→ WRITTEN EXERCISE
Report, as a bare number, how many lines of the material below contain the word "author".

[start MATERIAL PROVIDED]

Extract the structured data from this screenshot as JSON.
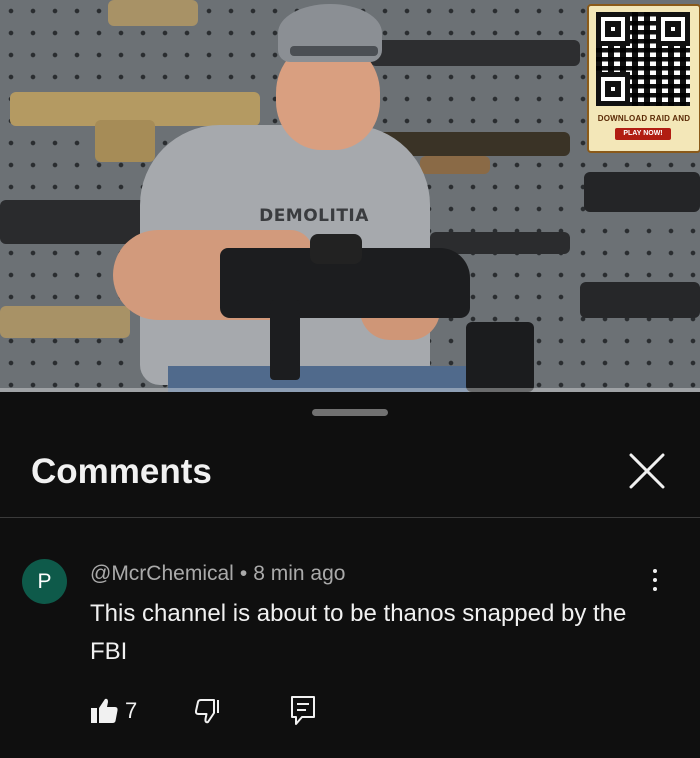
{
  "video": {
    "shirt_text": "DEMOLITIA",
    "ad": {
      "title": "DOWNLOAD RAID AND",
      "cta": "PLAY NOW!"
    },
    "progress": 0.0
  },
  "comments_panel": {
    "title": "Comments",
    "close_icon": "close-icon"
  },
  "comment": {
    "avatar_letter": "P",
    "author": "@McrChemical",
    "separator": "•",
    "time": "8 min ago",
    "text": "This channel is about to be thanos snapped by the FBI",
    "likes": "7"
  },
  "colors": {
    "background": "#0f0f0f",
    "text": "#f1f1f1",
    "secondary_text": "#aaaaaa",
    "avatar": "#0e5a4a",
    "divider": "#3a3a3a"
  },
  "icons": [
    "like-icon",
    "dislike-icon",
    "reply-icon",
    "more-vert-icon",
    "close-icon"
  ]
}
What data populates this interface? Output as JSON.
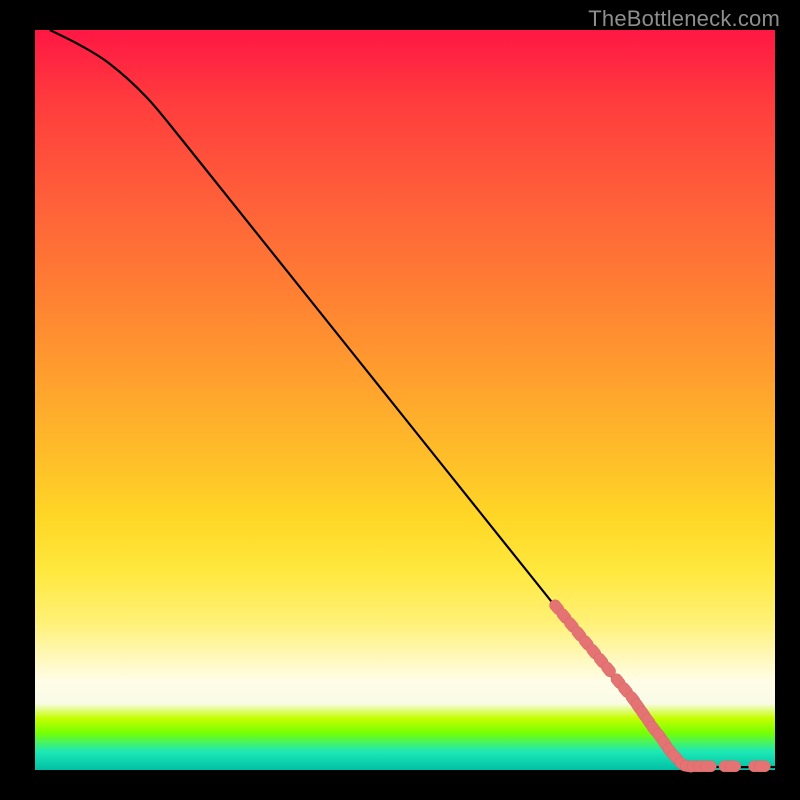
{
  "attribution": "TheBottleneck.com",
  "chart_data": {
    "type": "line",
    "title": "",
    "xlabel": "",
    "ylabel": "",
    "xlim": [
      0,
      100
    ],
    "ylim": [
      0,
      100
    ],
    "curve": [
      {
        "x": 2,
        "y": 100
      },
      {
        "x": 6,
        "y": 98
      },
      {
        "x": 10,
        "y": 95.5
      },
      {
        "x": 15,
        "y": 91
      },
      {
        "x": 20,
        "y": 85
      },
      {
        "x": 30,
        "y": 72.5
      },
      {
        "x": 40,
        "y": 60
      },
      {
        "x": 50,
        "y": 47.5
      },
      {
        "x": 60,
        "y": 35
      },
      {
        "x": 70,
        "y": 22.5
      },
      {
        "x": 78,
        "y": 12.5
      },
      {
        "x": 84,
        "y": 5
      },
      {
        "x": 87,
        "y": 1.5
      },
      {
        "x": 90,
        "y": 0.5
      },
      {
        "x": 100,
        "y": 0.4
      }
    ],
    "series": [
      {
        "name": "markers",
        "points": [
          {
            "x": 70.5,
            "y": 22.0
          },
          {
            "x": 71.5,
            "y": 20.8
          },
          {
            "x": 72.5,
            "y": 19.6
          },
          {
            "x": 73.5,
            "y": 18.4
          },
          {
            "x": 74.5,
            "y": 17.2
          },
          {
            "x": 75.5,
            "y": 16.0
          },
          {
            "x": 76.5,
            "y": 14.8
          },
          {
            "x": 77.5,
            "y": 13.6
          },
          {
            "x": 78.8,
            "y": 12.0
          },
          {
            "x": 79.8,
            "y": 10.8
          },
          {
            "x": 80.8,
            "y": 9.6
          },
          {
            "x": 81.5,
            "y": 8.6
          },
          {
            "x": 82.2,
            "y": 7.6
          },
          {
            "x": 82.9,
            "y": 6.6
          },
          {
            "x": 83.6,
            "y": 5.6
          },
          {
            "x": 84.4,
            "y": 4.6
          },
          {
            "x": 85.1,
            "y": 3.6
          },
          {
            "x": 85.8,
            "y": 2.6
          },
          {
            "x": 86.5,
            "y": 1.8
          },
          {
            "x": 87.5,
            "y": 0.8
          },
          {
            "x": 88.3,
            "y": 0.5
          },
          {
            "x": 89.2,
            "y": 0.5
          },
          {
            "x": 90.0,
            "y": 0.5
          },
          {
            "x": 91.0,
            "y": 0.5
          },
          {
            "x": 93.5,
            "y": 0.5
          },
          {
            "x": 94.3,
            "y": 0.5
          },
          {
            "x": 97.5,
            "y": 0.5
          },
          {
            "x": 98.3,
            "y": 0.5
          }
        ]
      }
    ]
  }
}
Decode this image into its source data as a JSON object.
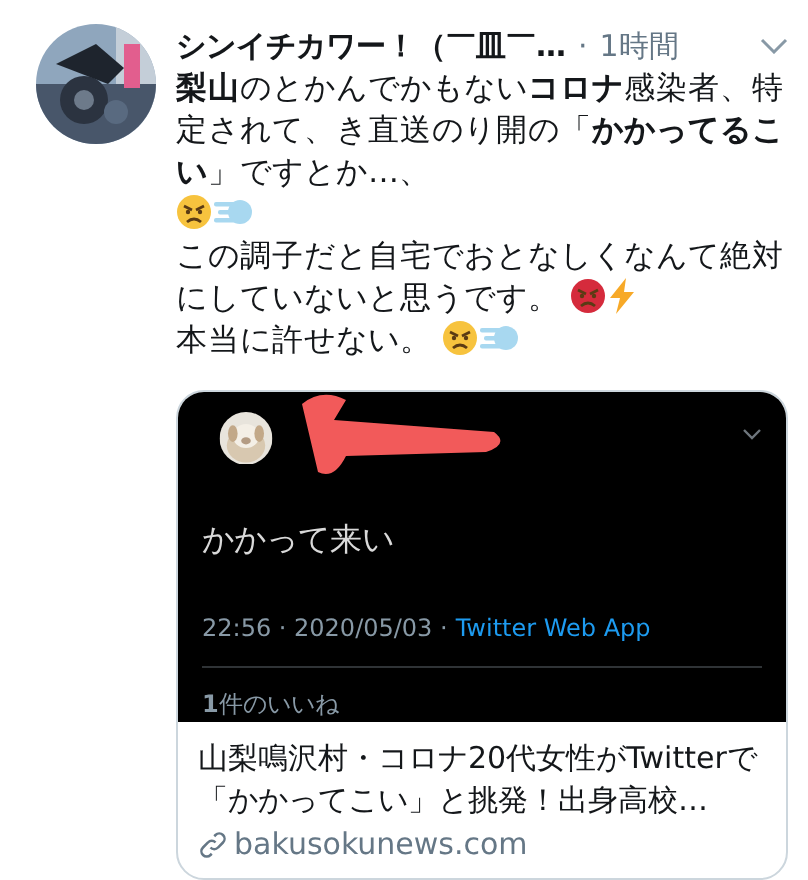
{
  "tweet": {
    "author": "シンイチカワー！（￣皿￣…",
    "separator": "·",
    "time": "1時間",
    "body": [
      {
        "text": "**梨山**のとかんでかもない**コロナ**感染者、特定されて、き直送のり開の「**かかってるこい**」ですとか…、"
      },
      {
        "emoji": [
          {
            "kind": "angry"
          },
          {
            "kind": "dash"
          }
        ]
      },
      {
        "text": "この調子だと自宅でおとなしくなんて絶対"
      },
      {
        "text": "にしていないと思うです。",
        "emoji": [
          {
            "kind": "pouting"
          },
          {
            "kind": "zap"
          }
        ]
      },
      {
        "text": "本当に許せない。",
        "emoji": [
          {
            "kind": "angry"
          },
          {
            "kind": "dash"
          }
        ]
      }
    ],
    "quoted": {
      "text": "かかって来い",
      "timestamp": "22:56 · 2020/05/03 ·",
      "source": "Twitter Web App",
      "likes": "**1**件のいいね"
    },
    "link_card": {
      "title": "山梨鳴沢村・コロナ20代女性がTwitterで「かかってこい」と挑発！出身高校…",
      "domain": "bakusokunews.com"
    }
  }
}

[end MATERIAL PROVIDED]

→ ANSWER TO THIS EXERCISE
2